→ EXERCISE AIM
Each line that includes the string "status" counts once; give the total and nothing else.

→ MATERIAL PROVIDED

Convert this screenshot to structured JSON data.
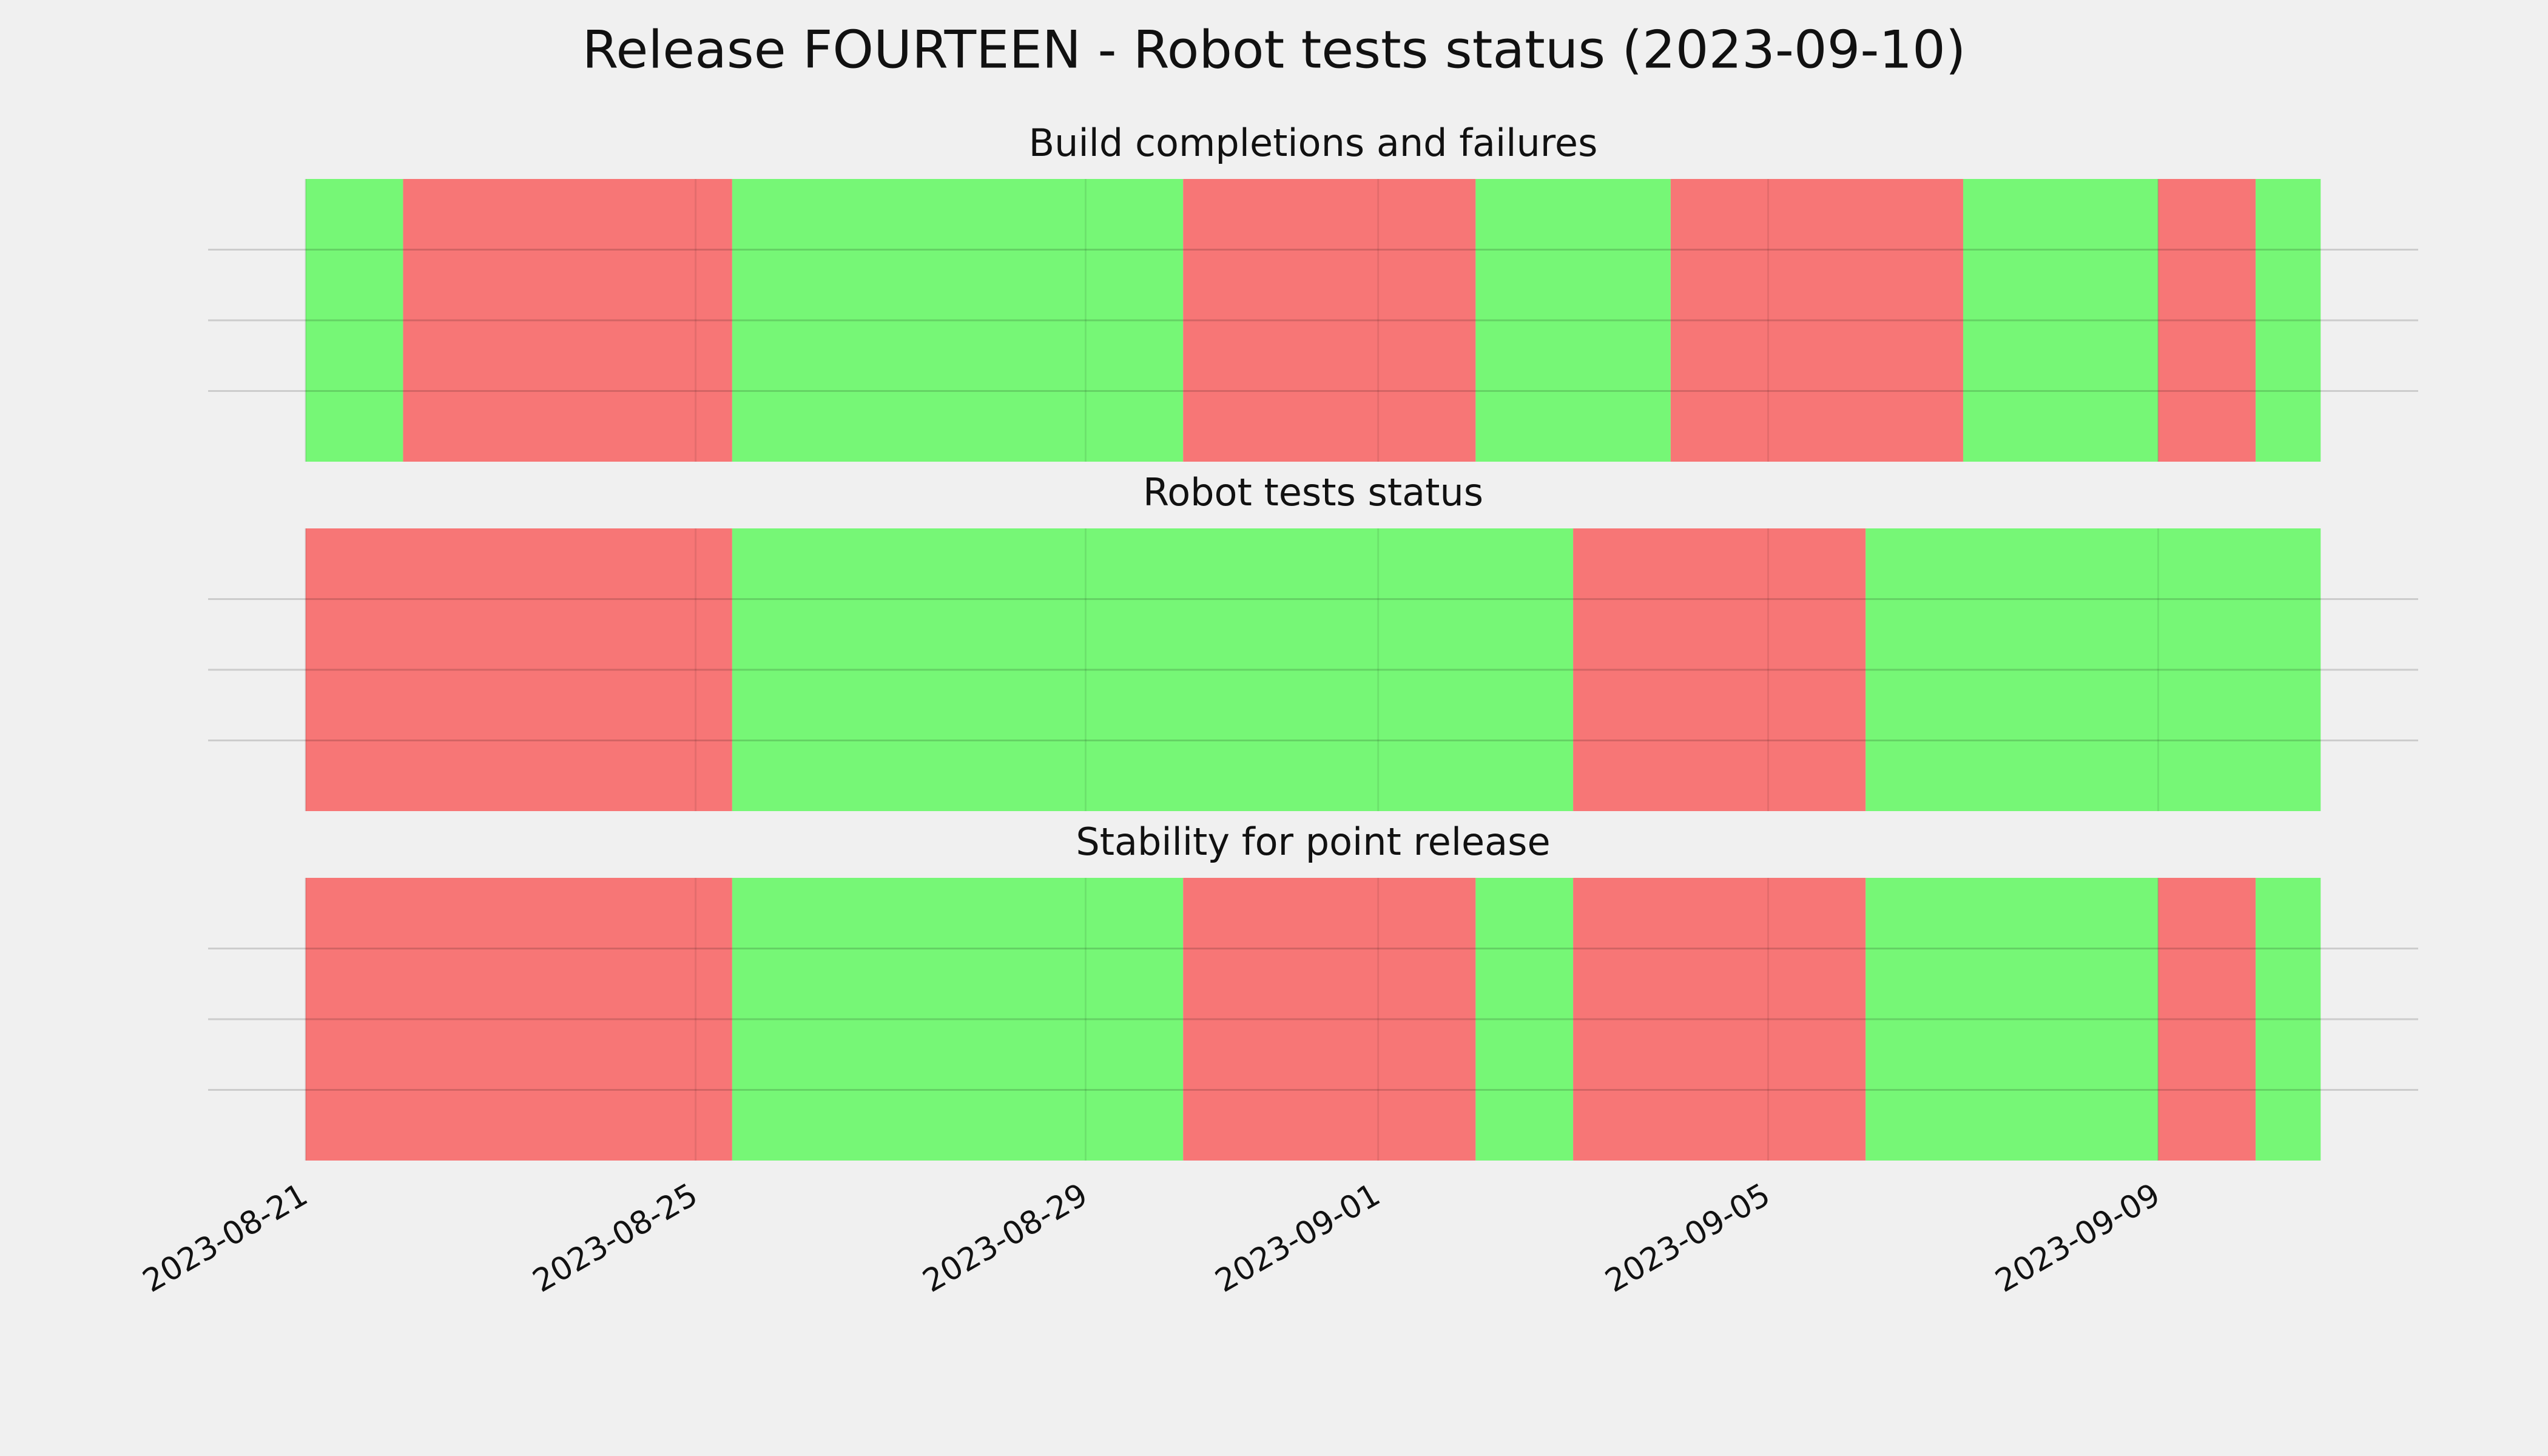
{
  "title": "Release FOURTEEN - Robot tests status (2023-09-10)",
  "chart_data": [
    {
      "type": "span",
      "title": "Build completions and failures",
      "xlim": [
        "2023-08-20T00:00",
        "2023-09-11T16:00"
      ],
      "ylim": [
        0,
        1
      ],
      "yticks": [
        0.25,
        0.5,
        0.75
      ],
      "grid": true,
      "spans": [
        {
          "start": "2023-08-21T00:00",
          "end": "2023-08-22T00:00",
          "color": "#76f776"
        },
        {
          "start": "2023-08-22T00:00",
          "end": "2023-08-25T09:00",
          "color": "#f77676"
        },
        {
          "start": "2023-08-25T09:00",
          "end": "2023-08-30T00:00",
          "color": "#76f776"
        },
        {
          "start": "2023-08-30T00:00",
          "end": "2023-09-02T00:00",
          "color": "#f77676"
        },
        {
          "start": "2023-09-02T00:00",
          "end": "2023-09-04T00:00",
          "color": "#76f776"
        },
        {
          "start": "2023-09-04T00:00",
          "end": "2023-09-07T00:00",
          "color": "#f77676"
        },
        {
          "start": "2023-09-07T00:00",
          "end": "2023-09-09T00:00",
          "color": "#76f776"
        },
        {
          "start": "2023-09-09T00:00",
          "end": "2023-09-10T00:00",
          "color": "#f77676"
        },
        {
          "start": "2023-09-10T00:00",
          "end": "2023-09-10T16:00",
          "color": "#76f776"
        }
      ]
    },
    {
      "type": "span",
      "title": "Robot tests status",
      "xlim": [
        "2023-08-20T00:00",
        "2023-09-11T16:00"
      ],
      "ylim": [
        0,
        1
      ],
      "yticks": [
        0.25,
        0.5,
        0.75
      ],
      "grid": true,
      "spans": [
        {
          "start": "2023-08-21T00:00",
          "end": "2023-08-25T09:00",
          "color": "#f77676"
        },
        {
          "start": "2023-08-25T09:00",
          "end": "2023-09-03T00:00",
          "color": "#76f776"
        },
        {
          "start": "2023-09-03T00:00",
          "end": "2023-09-06T00:00",
          "color": "#f77676"
        },
        {
          "start": "2023-09-06T00:00",
          "end": "2023-09-10T16:00",
          "color": "#76f776"
        }
      ]
    },
    {
      "type": "span",
      "title": "Stability for point release",
      "xlim": [
        "2023-08-20T00:00",
        "2023-09-11T16:00"
      ],
      "ylim": [
        0,
        1
      ],
      "yticks": [
        0.25,
        0.5,
        0.75
      ],
      "grid": true,
      "xticks": [
        "2023-08-21",
        "2023-08-25",
        "2023-08-29",
        "2023-09-01",
        "2023-09-05",
        "2023-09-09"
      ],
      "spans": [
        {
          "start": "2023-08-21T00:00",
          "end": "2023-08-25T09:00",
          "color": "#f77676"
        },
        {
          "start": "2023-08-25T09:00",
          "end": "2023-08-30T00:00",
          "color": "#76f776"
        },
        {
          "start": "2023-08-30T00:00",
          "end": "2023-09-02T00:00",
          "color": "#f77676"
        },
        {
          "start": "2023-09-02T00:00",
          "end": "2023-09-03T00:00",
          "color": "#76f776"
        },
        {
          "start": "2023-09-03T00:00",
          "end": "2023-09-06T00:00",
          "color": "#f77676"
        },
        {
          "start": "2023-09-06T00:00",
          "end": "2023-09-09T00:00",
          "color": "#76f776"
        },
        {
          "start": "2023-09-09T00:00",
          "end": "2023-09-10T00:00",
          "color": "#f77676"
        },
        {
          "start": "2023-09-10T00:00",
          "end": "2023-09-10T16:00",
          "color": "#76f776"
        }
      ]
    }
  ]
}
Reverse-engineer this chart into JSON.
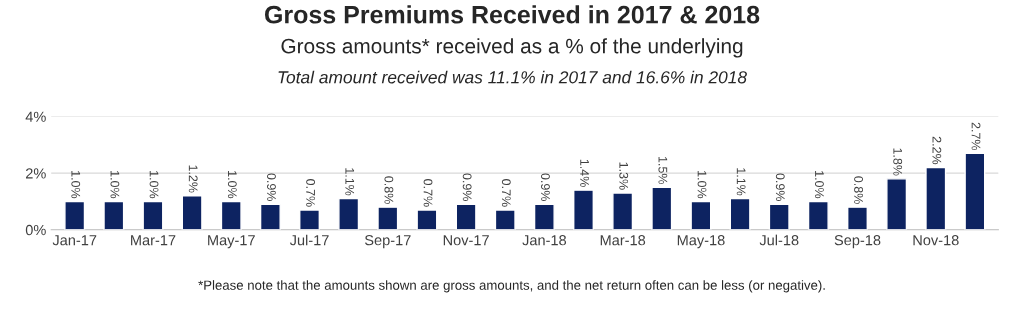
{
  "chart_data": {
    "type": "bar",
    "title": "Gross Premiums Received in 2017 & 2018",
    "subtitle": "Gross amounts* received as a % of the underlying",
    "annotations": [
      "Total amount received was 11.1% in 2017 and 16.6% in 2018",
      "*Please note that the amounts shown are gross amounts, and the net return often can be less (or negative)."
    ],
    "categories": [
      "Jan-17",
      null,
      "Mar-17",
      null,
      "May-17",
      null,
      "Jul-17",
      null,
      "Sep-17",
      null,
      "Nov-17",
      null,
      "Jan-18",
      null,
      "Mar-18",
      null,
      "May-18",
      null,
      "Jul-18",
      null,
      "Sep-18",
      null,
      "Nov-18",
      null
    ],
    "values": [
      1.0,
      1.0,
      1.0,
      1.2,
      1.0,
      0.9,
      0.7,
      1.1,
      0.8,
      0.7,
      0.9,
      0.7,
      0.9,
      1.4,
      1.3,
      1.5,
      1.0,
      1.1,
      0.9,
      1.0,
      0.8,
      1.8,
      2.2,
      2.7
    ],
    "value_labels": [
      "1.0%",
      "1.0%",
      "1.0%",
      "1.2%",
      "1.0%",
      "0.9%",
      "0.7%",
      "1.1%",
      "0.8%",
      "0.7%",
      "0.9%",
      "0.7%",
      "0.9%",
      "1.4%",
      "1.3%",
      "1.5%",
      "1.0%",
      "1.1%",
      "0.9%",
      "1.0%",
      "0.8%",
      "1.8%",
      "2.2%",
      "2.7%"
    ],
    "color": "#0d2361",
    "ylim": [
      0,
      4
    ],
    "yticks": [
      {
        "value": 0,
        "label": "0%"
      },
      {
        "value": 2,
        "label": "2%"
      },
      {
        "value": 4,
        "label": "4%"
      }
    ],
    "grid": "y"
  }
}
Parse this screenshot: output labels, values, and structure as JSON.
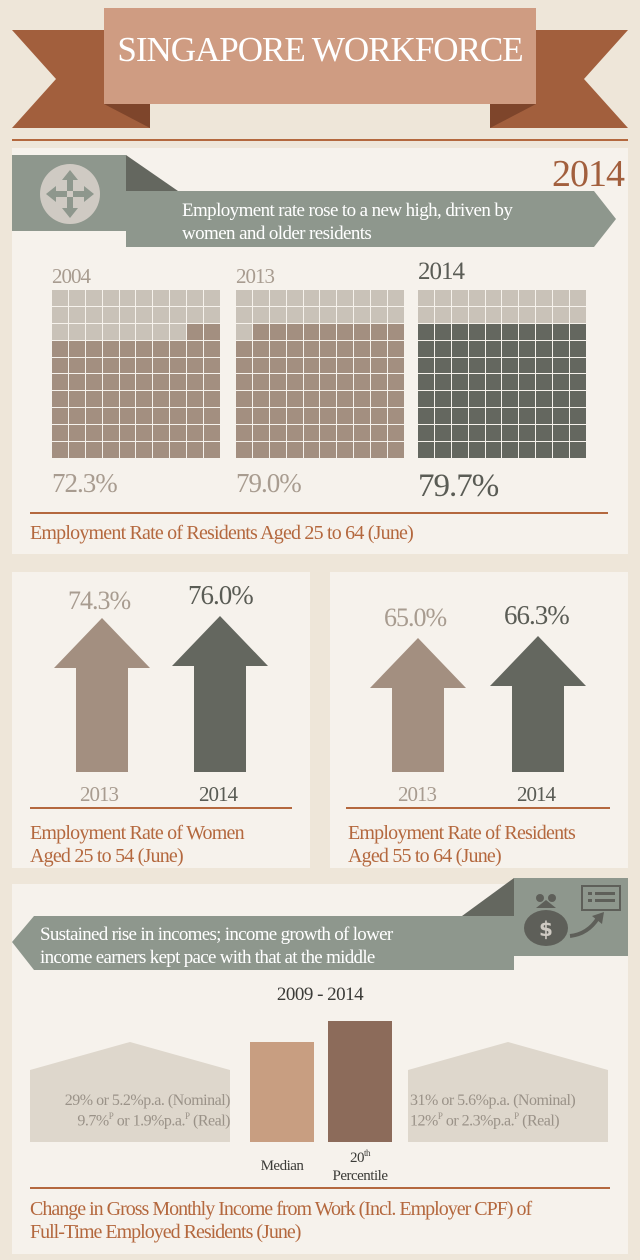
{
  "header": {
    "title": "SINGAPORE WORKFORCE",
    "year": "2014"
  },
  "colors": {
    "background": "#eee6d9",
    "panel": "#f6f2ec",
    "banner_main": "#cf9c82",
    "banner_dark": "#a25f3d",
    "rust": "#b4683e",
    "muted_brown": "#a38f80",
    "dark_gray": "#64675f",
    "sage": "#8e978d",
    "light_cell": "#c9c2b8"
  },
  "section1": {
    "icon": "arrows-move-icon",
    "headline_line1": "Employment rate rose to a new high, driven by",
    "headline_line2": "women and older residents",
    "grids": [
      {
        "year": "2004",
        "value_label": "72.3%",
        "value": 72.3
      },
      {
        "year": "2013",
        "value_label": "79.0%",
        "value": 79.0
      },
      {
        "year": "2014",
        "value_label": "79.7%",
        "value": 79.7
      }
    ],
    "caption": "Employment Rate of Residents Aged  25 to 64 (June)"
  },
  "women": {
    "bars": [
      {
        "year": "2013",
        "value_label": "74.3%",
        "value": 74.3
      },
      {
        "year": "2014",
        "value_label": "76.0%",
        "value": 76.0
      }
    ],
    "caption_line1": "Employment Rate of Women",
    "caption_line2": "Aged 25 to 54 (June)"
  },
  "older": {
    "bars": [
      {
        "year": "2013",
        "value_label": "65.0%",
        "value": 65.0
      },
      {
        "year": "2014",
        "value_label": "66.3%",
        "value": 66.3
      }
    ],
    "caption_line1": "Employment Rate of Residents",
    "caption_line2": "Aged 55 to 64 (June)"
  },
  "section2": {
    "icon": "money-bag-growth-icon",
    "headline_line1": "Sustained rise in incomes; income growth of lower",
    "headline_line2": "income earners kept pace with that at the middle",
    "period": "2009 - 2014",
    "median_label": "Median",
    "p20_label_num": "20",
    "p20_label_sup": "th",
    "p20_label_word": "Percentile",
    "left_line1": "29% or 5.2%p.a. (Nominal)",
    "left_line2_a": "9.7%",
    "left_line2_sup1": "P",
    "left_line2_b": " or 1.9%p.a.",
    "left_line2_sup2": "P",
    "left_line2_c": " (Real)",
    "right_line1": "31% or 5.6%p.a. (Nominal)",
    "right_line2_a": "12%",
    "right_line2_sup1": "P",
    "right_line2_b": " or 2.3%p.a.",
    "right_line2_sup2": "P",
    "right_line2_c": " (Real)",
    "caption_line1": "Change in Gross Monthly Income from Work (Incl. Employer CPF) of",
    "caption_line2": "Full-Time Employed Residents (June)"
  }
}
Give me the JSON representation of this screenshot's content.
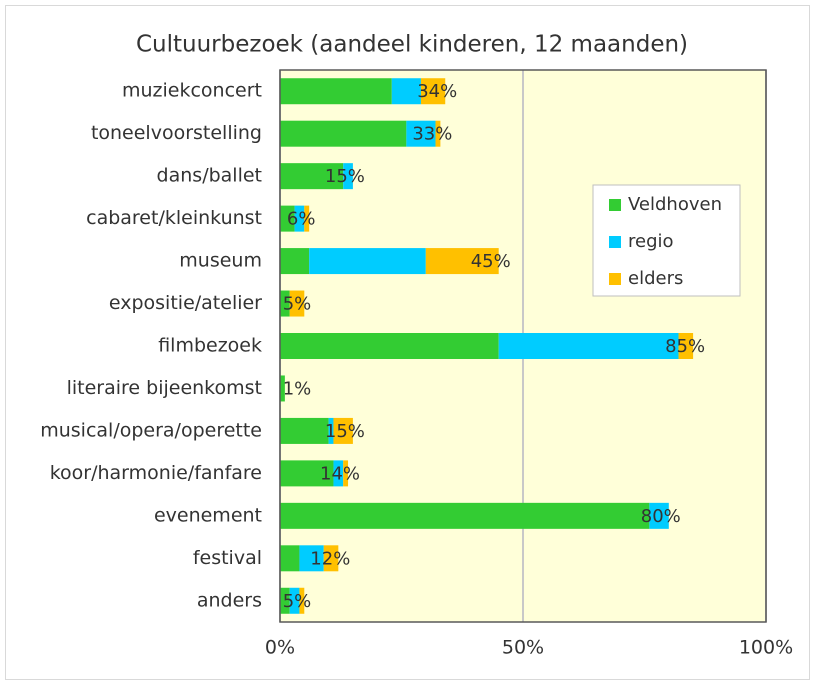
{
  "chart_data": {
    "type": "stacked-barh",
    "title": "Cultuurbezoek (aandeel kinderen, 12 maanden)",
    "categories": [
      "muziekconcert",
      "toneelvoorstelling",
      "dans/ballet",
      "cabaret/kleinkunst",
      "museum",
      "expositie/atelier",
      "filmbezoek",
      "literaire bijeenkomst",
      "musical/opera/operette",
      "koor/harmonie/fanfare",
      "evenement",
      "festival",
      "anders"
    ],
    "series": [
      {
        "name": "Veldhoven",
        "color": "#33cc33",
        "values": [
          23,
          26,
          13,
          3,
          6,
          2,
          45,
          1,
          10,
          11,
          76,
          4,
          2
        ]
      },
      {
        "name": "regio",
        "color": "#00ccff",
        "values": [
          6,
          6,
          2,
          2,
          24,
          0,
          37,
          0,
          1,
          2,
          4,
          5,
          2
        ]
      },
      {
        "name": "elders",
        "color": "#ffc000",
        "values": [
          5,
          1,
          0,
          1,
          15,
          3,
          3,
          0,
          4,
          1,
          0,
          3,
          1
        ]
      }
    ],
    "total_labels": [
      "34%",
      "33%",
      "15%",
      "6%",
      "45%",
      "5%",
      "85%",
      "1%",
      "15%",
      "14%",
      "80%",
      "12%",
      "5%"
    ],
    "xlim": [
      0,
      100
    ],
    "xticks": [
      {
        "value": 0,
        "label": "0%"
      },
      {
        "value": 50,
        "label": "50%"
      },
      {
        "value": 100,
        "label": "100%"
      }
    ],
    "grid": true,
    "legend": "right"
  }
}
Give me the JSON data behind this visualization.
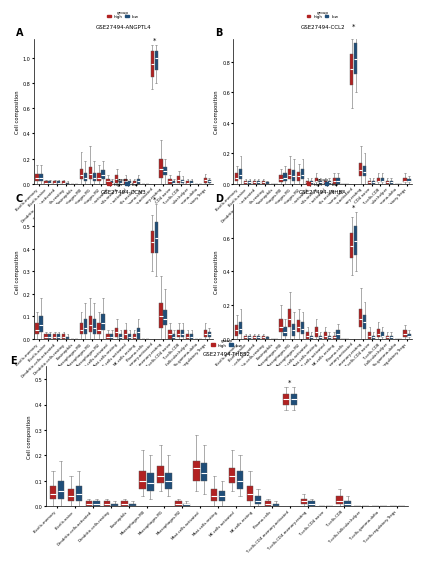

→ EXERCISE OUTPUT
2